**Do this**
Copy out each line that includes the word "Search".

**Dataset rows**
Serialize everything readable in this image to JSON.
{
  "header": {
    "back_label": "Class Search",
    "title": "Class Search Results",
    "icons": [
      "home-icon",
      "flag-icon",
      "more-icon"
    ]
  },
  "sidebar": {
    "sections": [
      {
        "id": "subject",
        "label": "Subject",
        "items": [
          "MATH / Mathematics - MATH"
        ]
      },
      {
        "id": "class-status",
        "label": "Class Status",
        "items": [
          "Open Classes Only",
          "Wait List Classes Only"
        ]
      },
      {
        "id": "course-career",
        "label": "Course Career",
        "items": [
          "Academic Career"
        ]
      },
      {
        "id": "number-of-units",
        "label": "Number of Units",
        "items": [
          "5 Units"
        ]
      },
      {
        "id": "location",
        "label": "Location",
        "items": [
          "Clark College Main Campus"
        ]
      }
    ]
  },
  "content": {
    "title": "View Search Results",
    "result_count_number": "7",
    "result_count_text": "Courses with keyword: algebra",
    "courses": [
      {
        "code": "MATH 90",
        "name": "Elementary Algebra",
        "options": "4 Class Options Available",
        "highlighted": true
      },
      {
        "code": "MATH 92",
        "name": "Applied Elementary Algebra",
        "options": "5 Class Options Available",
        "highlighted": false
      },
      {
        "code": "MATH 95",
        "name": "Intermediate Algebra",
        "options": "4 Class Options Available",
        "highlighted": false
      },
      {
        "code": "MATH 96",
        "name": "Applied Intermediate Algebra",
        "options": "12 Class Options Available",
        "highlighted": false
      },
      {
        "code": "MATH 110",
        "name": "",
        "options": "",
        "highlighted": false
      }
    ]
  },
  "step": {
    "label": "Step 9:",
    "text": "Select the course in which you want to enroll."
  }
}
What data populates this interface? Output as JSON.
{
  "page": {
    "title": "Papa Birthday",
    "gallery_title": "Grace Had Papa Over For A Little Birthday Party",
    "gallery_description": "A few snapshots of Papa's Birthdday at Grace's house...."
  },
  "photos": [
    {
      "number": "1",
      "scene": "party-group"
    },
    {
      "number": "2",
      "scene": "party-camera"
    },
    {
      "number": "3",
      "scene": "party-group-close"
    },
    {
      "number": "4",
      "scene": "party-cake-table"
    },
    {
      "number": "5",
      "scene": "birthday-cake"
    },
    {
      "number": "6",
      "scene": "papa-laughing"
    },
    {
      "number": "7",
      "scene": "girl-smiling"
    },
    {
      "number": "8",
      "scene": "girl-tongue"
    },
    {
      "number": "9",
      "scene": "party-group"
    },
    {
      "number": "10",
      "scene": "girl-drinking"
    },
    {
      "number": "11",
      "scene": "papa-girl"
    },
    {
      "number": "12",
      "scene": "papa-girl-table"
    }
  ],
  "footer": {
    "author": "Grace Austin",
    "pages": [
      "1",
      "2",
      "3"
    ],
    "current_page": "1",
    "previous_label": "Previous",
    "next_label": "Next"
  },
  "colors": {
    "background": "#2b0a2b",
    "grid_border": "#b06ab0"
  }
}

**Final result**
    "back_label": "Class Search",
    "title": "Class Search Results",
    "title": "View Search Results",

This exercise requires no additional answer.